## Task to complete
Reproduce the lines of the material exactly, excluding every image.

## Recorded data
########
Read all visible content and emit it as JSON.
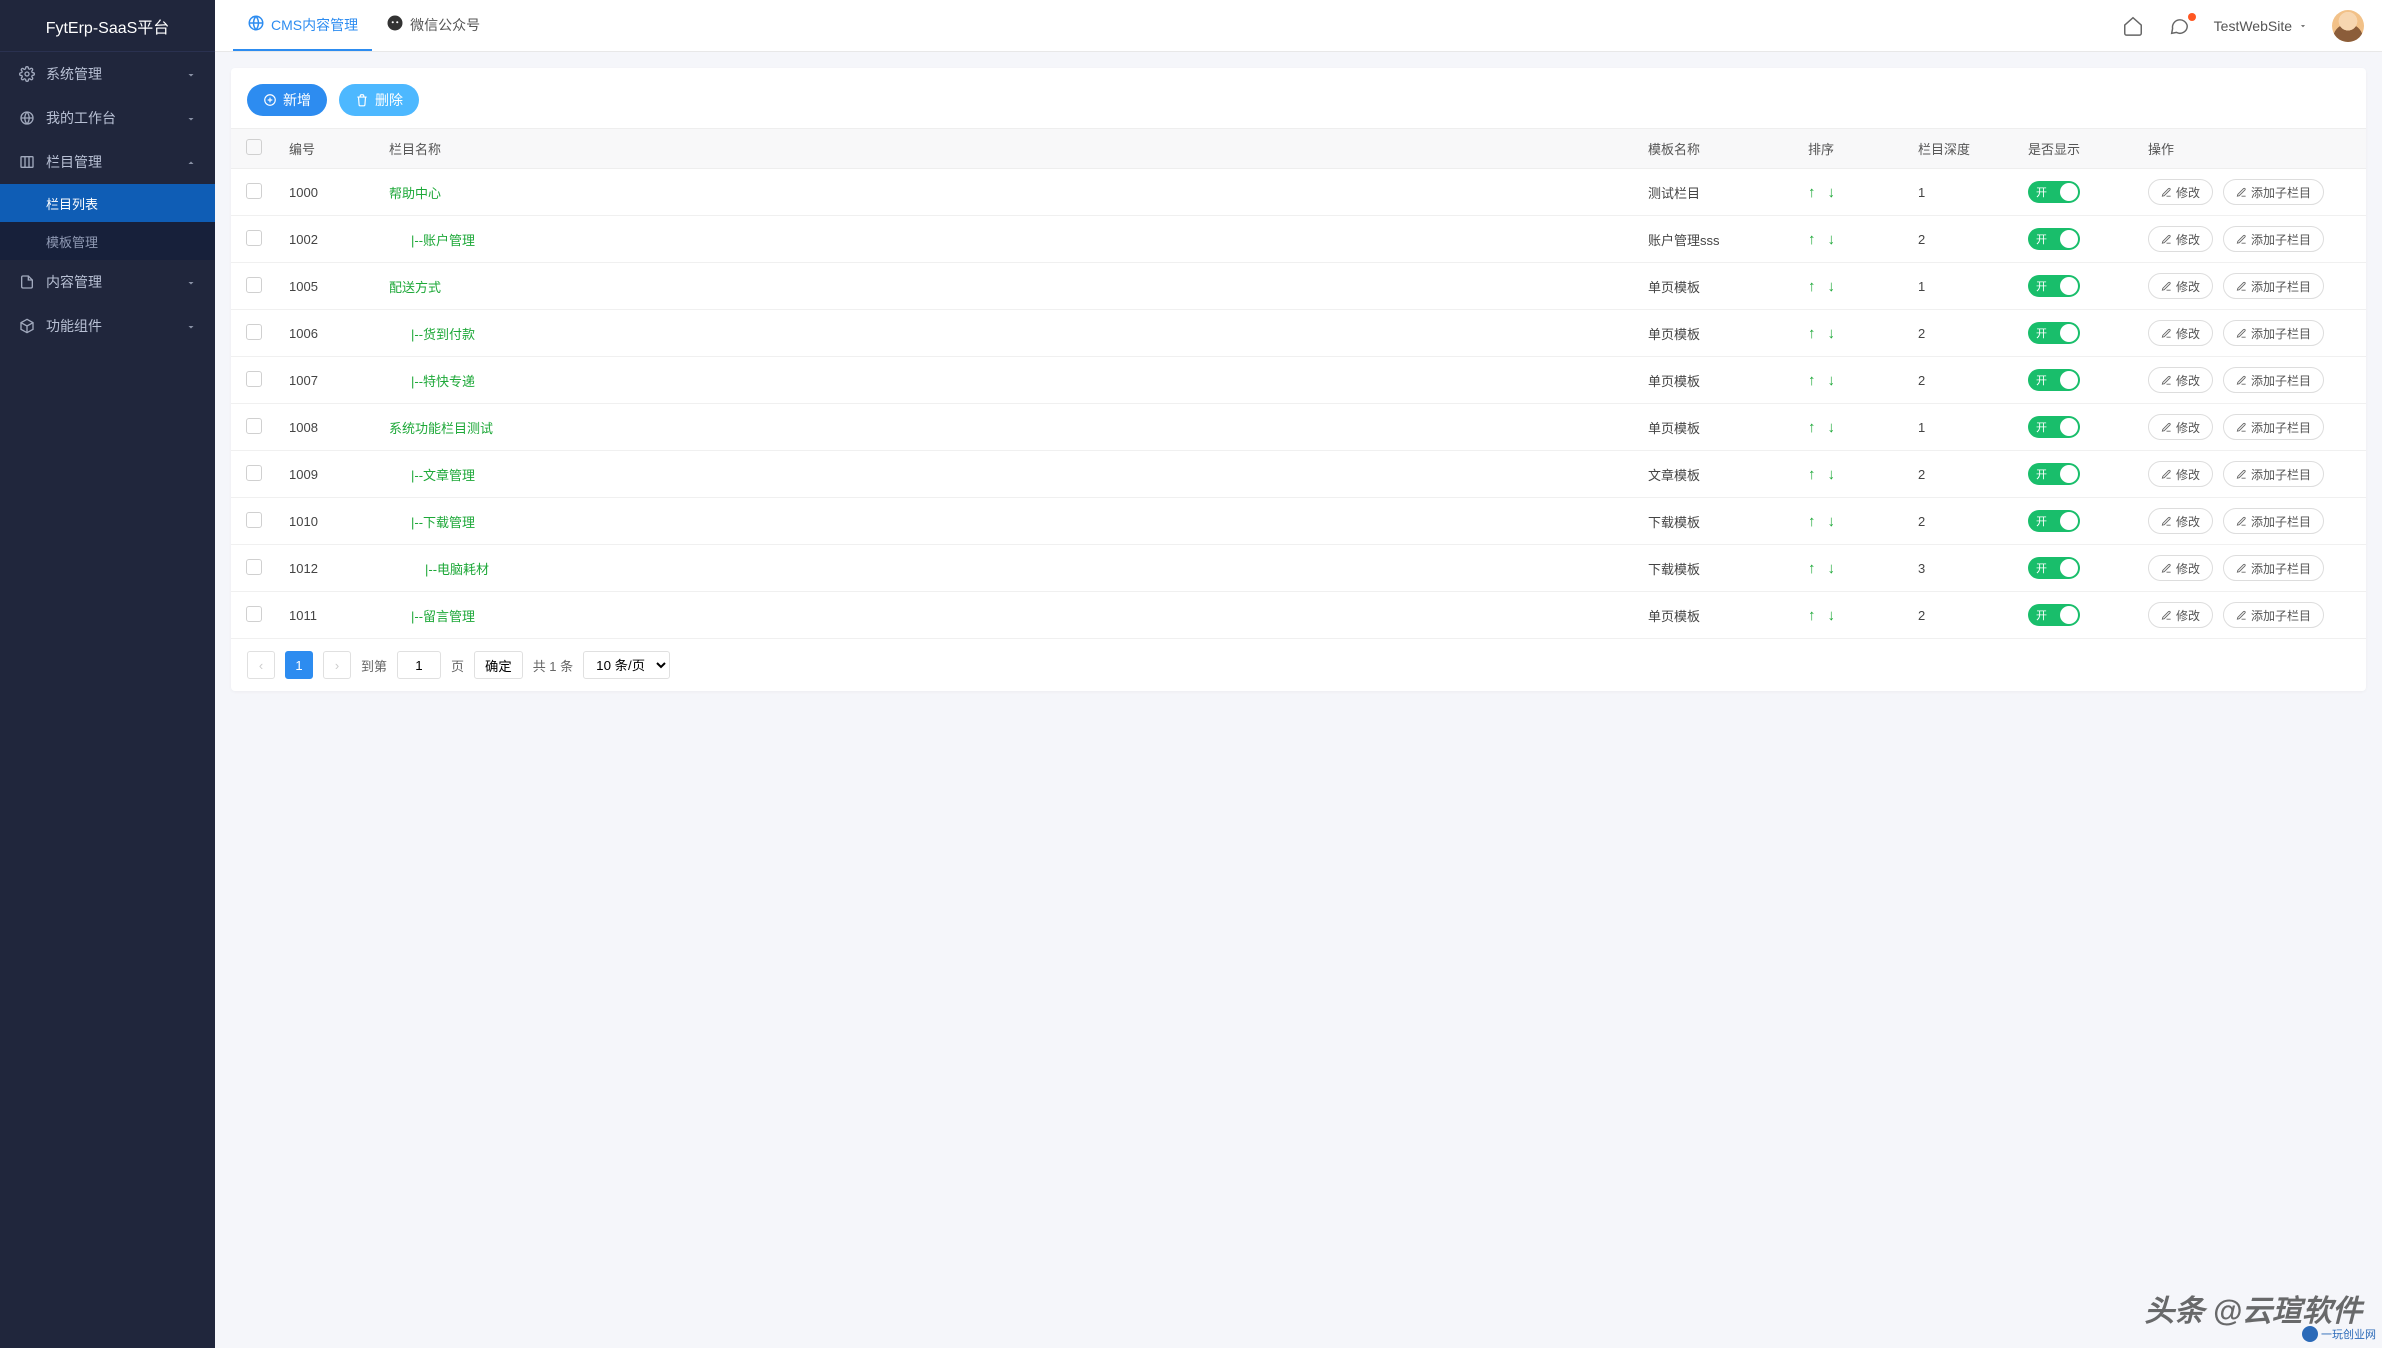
{
  "app": {
    "title": "FytErp-SaaS平台"
  },
  "topbar": {
    "tabs": [
      {
        "label": "CMS内容管理",
        "active": true
      },
      {
        "label": "微信公众号",
        "active": false
      }
    ],
    "user": {
      "name": "TestWebSite"
    }
  },
  "sidebar": {
    "items": [
      {
        "label": "系统管理",
        "icon": "gear",
        "expanded": false
      },
      {
        "label": "我的工作台",
        "icon": "globe",
        "expanded": false
      },
      {
        "label": "栏目管理",
        "icon": "columns",
        "expanded": true,
        "children": [
          {
            "label": "栏目列表",
            "active": true
          },
          {
            "label": "模板管理",
            "active": false
          }
        ]
      },
      {
        "label": "内容管理",
        "icon": "file",
        "expanded": false
      },
      {
        "label": "功能组件",
        "icon": "cube",
        "expanded": false
      }
    ]
  },
  "toolbar": {
    "add_label": "新增",
    "delete_label": "删除"
  },
  "table": {
    "headers": {
      "checkbox": "",
      "id": "编号",
      "name": "栏目名称",
      "template": "模板名称",
      "sort": "排序",
      "depth": "栏目深度",
      "display": "是否显示",
      "ops": "操作"
    },
    "switch_on_label": "开",
    "op_edit": "修改",
    "op_addchild": "添加子栏目",
    "rows": [
      {
        "id": "1000",
        "name": "帮助中心",
        "indent": 0,
        "template": "测试栏目",
        "depth": "1"
      },
      {
        "id": "1002",
        "name": "|--账户管理",
        "indent": 1,
        "template": "账户管理sss",
        "depth": "2"
      },
      {
        "id": "1005",
        "name": "配送方式",
        "indent": 0,
        "template": "单页模板",
        "depth": "1"
      },
      {
        "id": "1006",
        "name": "|--货到付款",
        "indent": 1,
        "template": "单页模板",
        "depth": "2"
      },
      {
        "id": "1007",
        "name": "|--特快专递",
        "indent": 1,
        "template": "单页模板",
        "depth": "2"
      },
      {
        "id": "1008",
        "name": "系统功能栏目测试",
        "indent": 0,
        "template": "单页模板",
        "depth": "1"
      },
      {
        "id": "1009",
        "name": "|--文章管理",
        "indent": 1,
        "template": "文章模板",
        "depth": "2"
      },
      {
        "id": "1010",
        "name": "|--下载管理",
        "indent": 1,
        "template": "下载模板",
        "depth": "2"
      },
      {
        "id": "1012",
        "name": "|--电脑耗材",
        "indent": 2,
        "template": "下载模板",
        "depth": "3"
      },
      {
        "id": "1011",
        "name": "|--留言管理",
        "indent": 1,
        "template": "单页模板",
        "depth": "2"
      }
    ]
  },
  "pagination": {
    "current": "1",
    "goto_prefix": "到第",
    "goto_value": "1",
    "goto_suffix": "页",
    "confirm": "确定",
    "total": "共 1 条",
    "pagesize": "10 条/页"
  },
  "watermark": {
    "main": "头条 @云瑄软件",
    "small": "一玩创业网"
  }
}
########
## In response
Read all visible content and emit it as JSON.
{
  "app": {
    "title": "FytErp-SaaS平台"
  },
  "topbar": {
    "tabs": [
      {
        "label": "CMS内容管理",
        "active": true
      },
      {
        "label": "微信公众号",
        "active": false
      }
    ],
    "user": {
      "name": "TestWebSite"
    }
  },
  "sidebar": {
    "items": [
      {
        "label": "系统管理",
        "icon": "gear",
        "expanded": false
      },
      {
        "label": "我的工作台",
        "icon": "globe",
        "expanded": false
      },
      {
        "label": "栏目管理",
        "icon": "columns",
        "expanded": true,
        "children": [
          {
            "label": "栏目列表",
            "active": true
          },
          {
            "label": "模板管理",
            "active": false
          }
        ]
      },
      {
        "label": "内容管理",
        "icon": "file",
        "expanded": false
      },
      {
        "label": "功能组件",
        "icon": "cube",
        "expanded": false
      }
    ]
  },
  "toolbar": {
    "add_label": "新增",
    "delete_label": "删除"
  },
  "table": {
    "headers": {
      "checkbox": "",
      "id": "编号",
      "name": "栏目名称",
      "template": "模板名称",
      "sort": "排序",
      "depth": "栏目深度",
      "display": "是否显示",
      "ops": "操作"
    },
    "switch_on_label": "开",
    "op_edit": "修改",
    "op_addchild": "添加子栏目",
    "rows": [
      {
        "id": "1000",
        "name": "帮助中心",
        "indent": 0,
        "template": "测试栏目",
        "depth": "1"
      },
      {
        "id": "1002",
        "name": "|--账户管理",
        "indent": 1,
        "template": "账户管理sss",
        "depth": "2"
      },
      {
        "id": "1005",
        "name": "配送方式",
        "indent": 0,
        "template": "单页模板",
        "depth": "1"
      },
      {
        "id": "1006",
        "name": "|--货到付款",
        "indent": 1,
        "template": "单页模板",
        "depth": "2"
      },
      {
        "id": "1007",
        "name": "|--特快专递",
        "indent": 1,
        "template": "单页模板",
        "depth": "2"
      },
      {
        "id": "1008",
        "name": "系统功能栏目测试",
        "indent": 0,
        "template": "单页模板",
        "depth": "1"
      },
      {
        "id": "1009",
        "name": "|--文章管理",
        "indent": 1,
        "template": "文章模板",
        "depth": "2"
      },
      {
        "id": "1010",
        "name": "|--下载管理",
        "indent": 1,
        "template": "下载模板",
        "depth": "2"
      },
      {
        "id": "1012",
        "name": "|--电脑耗材",
        "indent": 2,
        "template": "下载模板",
        "depth": "3"
      },
      {
        "id": "1011",
        "name": "|--留言管理",
        "indent": 1,
        "template": "单页模板",
        "depth": "2"
      }
    ]
  },
  "pagination": {
    "current": "1",
    "goto_prefix": "到第",
    "goto_value": "1",
    "goto_suffix": "页",
    "confirm": "确定",
    "total": "共 1 条",
    "pagesize": "10 条/页"
  },
  "watermark": {
    "main": "头条 @云瑄软件",
    "small": "一玩创业网"
  }
}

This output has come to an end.